**练习说明**
把下面的各行转换成一个 JSON 字符串列表，每行对应一个字符串，空行不计入。

+ + + + + + +

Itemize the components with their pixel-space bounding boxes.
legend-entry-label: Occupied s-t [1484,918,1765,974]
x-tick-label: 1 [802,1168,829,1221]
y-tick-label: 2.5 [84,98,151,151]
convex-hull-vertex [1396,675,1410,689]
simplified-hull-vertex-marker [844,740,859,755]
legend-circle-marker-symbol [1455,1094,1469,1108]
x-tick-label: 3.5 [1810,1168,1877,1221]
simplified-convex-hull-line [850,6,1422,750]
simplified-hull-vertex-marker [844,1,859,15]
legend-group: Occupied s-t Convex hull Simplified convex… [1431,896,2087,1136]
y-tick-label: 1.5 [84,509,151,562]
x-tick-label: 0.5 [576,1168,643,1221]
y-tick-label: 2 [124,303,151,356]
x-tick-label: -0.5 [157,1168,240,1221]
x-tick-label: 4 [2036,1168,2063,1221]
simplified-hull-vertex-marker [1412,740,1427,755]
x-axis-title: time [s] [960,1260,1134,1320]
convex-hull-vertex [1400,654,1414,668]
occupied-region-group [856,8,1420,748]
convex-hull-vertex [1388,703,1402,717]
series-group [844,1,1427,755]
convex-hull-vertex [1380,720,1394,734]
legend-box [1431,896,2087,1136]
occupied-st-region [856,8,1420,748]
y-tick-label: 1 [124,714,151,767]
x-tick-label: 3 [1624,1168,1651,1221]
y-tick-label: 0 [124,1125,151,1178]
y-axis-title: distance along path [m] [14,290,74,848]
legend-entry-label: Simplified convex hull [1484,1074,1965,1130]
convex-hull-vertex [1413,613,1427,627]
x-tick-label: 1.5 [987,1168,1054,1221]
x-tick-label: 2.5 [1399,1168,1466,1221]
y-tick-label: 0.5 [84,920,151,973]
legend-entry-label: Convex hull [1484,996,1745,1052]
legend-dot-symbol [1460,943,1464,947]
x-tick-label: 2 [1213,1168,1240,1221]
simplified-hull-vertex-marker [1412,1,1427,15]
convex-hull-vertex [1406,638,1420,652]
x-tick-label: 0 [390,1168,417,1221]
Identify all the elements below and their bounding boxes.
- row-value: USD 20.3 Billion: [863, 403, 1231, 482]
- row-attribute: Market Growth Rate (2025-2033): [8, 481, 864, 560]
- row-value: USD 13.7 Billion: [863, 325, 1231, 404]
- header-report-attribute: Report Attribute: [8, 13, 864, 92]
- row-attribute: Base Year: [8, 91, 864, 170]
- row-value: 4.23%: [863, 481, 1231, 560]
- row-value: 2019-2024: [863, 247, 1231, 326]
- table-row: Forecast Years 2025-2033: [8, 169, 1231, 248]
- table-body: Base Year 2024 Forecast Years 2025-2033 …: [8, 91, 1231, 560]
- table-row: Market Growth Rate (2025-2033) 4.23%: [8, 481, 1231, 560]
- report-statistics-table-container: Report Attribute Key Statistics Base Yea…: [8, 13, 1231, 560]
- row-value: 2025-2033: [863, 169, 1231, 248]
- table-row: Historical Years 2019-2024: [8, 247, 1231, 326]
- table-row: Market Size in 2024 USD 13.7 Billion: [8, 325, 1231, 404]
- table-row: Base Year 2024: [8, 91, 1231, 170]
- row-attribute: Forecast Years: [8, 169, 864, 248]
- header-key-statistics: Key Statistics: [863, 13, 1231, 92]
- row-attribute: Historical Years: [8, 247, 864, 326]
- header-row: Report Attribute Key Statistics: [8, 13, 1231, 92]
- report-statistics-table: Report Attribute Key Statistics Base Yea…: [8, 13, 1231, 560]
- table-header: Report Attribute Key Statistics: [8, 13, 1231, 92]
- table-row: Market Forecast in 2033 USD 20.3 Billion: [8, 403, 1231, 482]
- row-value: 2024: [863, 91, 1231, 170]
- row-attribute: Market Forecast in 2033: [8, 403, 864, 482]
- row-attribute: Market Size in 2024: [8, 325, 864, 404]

+ + + + + + +

**练习结果**
[
  "Itemize the components with their pixel-space bounding boxes.",
  "legend-entry-label: Occupied s-t [1484,918,1765,974]",
  "x-tick-label: 1 [802,1168,829,1221]",
  "y-tick-label: 2.5 [84,98,151,151]",
  "convex-hull-vertex [1396,675,1410,689]",
  "simplified-hull-vertex-marker [844,740,859,755]",
  "legend-circle-marker-symbol [1455,1094,1469,1108]",
  "x-tick-label: 3.5 [1810,1168,1877,1221]",
  "simplified-convex-hull-line [850,6,1422,750]",
  "simplified-hull-vertex-marker [844,1,859,15]",
  "legend-group: Occupied s-t Convex hull Simplified convex… [1431,896,2087,1136]",
  "y-tick-label: 1.5 [84,509,151,562]",
  "x-tick-label: 0.5 [576,1168,643,1221]",
  "y-tick-label: 2 [124,303,151,356]",
  "x-tick-label: -0.5 [157,1168,240,1221]",
  "x-tick-label: 4 [2036,1168,2063,1221]",
  "simplified-hull-vertex-marker [1412,740,1427,755]",
  "x-axis-title: time [s] [960,1260,1134,1320]",
  "convex-hull-vertex [1400,654,1414,668]",
  "occupied-region-group [856,8,1420,748]",
  "convex-hull-vertex [1388,703,1402,717]",
  "series-group [844,1,1427,755]",
  "convex-hull-vertex [1380,720,1394,734]",
  "legend-box [1431,896,2087,1136]",
  "occupied-st-region [856,8,1420,748]",
  "y-tick-label: 1 [124,714,151,767]",
  "x-tick-label: 3 [1624,1168,1651,1221]",
  "y-tick-label: 0 [124,1125,151,1178]",
  "y-axis-title: distance along path [m] [14,290,74,848]",
  "legend-entry-label: Simplified convex hull [1484,1074,1965,1130]",
  "convex-hull-vertex [1413,613,1427,627]",
  "x-tick-label: 1.5 [987,1168,1054,1221]",
  "x-tick-label: 2.5 [1399,1168,1466,1221]",
  "y-tick-label: 0.5 [84,920,151,973]",
  "legend-entry-label: Convex hull [1484,996,1745,1052]",
  "legend-dot-symbol [1460,943,1464,947]",
  "x-tick-label: 2 [1213,1168,1240,1221]",
  "simplified-hull-vertex-marker [1412,1,1427,15]",
  "convex-hull-vertex [1406,638,1420,652]",
  "x-tick-label: 0 [390,1168,417,1221]",
  "Identify all the elements below and their bounding boxes.",
  "- row-value: USD 20.3 Billion: [863, 403, 1231, 482]",
  "- row-attribute: Market Growth Rate (2025-2033): [8, 481, 864, 560]",
  "- row-value: USD 13.7 Billion: [863, 325, 1231, 404]",
  "- header-report-attribute: Report Attribute: [8, 13, 864, 92]",
  "- row-attribute: Base Year: [8, 91, 864, 170]",
  "- row-value: 4.23%: [863, 481, 1231, 560]",
  "- row-value: 2019-2024: [863, 247, 1231, 326]",
  "- table-row: Forecast Years 2025-2033: [8, 169, 1231, 248]",
  "- table-body: Base Year 2024 Forecast Years 2025-2033 …: [8, 91, 1231, 560]",
  "- table-row: Market Growth Rate (2025-2033) 4.23%: [8, 481, 1231, 560]",
  "- report-statistics-table-container: Report Attribute Key Statistics Base Yea…: [8, 13, 1231, 560]",
  "- row-value: 2025-2033: [863, 169, 1231, 248]",
  "- table-row: Historical Years 2019-2024: [8, 247, 1231, 326]",
  "- table-row: Market Size in 2024 USD 13.7 Billion: [8, 325, 1231, 404]",
  "- table-row: Base Year 2024: [8, 91, 1231, 170]",
  "- row-attribute: Forecast Years: [8, 169, 864, 248]",
  "- header-key-statistics: Key Statistics: [863, 13, 1231, 92]",
  "- row-attribute: Historical Years: [8, 247, 864, 326]",
  "- header-row: Report Attribute Key Statistics: [8, 13, 1231, 92]",
  "- report-statistics-table: Report Attribute Key Statistics Base Yea…: [8, 13, 1231, 560]",
  "- table-header: Report Attribute Key Statistics: [8, 13, 1231, 92]",
  "- table-row: Market Forecast in 2033 USD 20.3 Billion: [8, 403, 1231, 482]",
  "- row-value: 2024: [863, 91, 1231, 170]",
  "- row-attribute: Market Forecast in 2033: [8, 403, 864, 482]",
  "- row-attribute: Market Size in 2024: [8, 325, 864, 404]"
]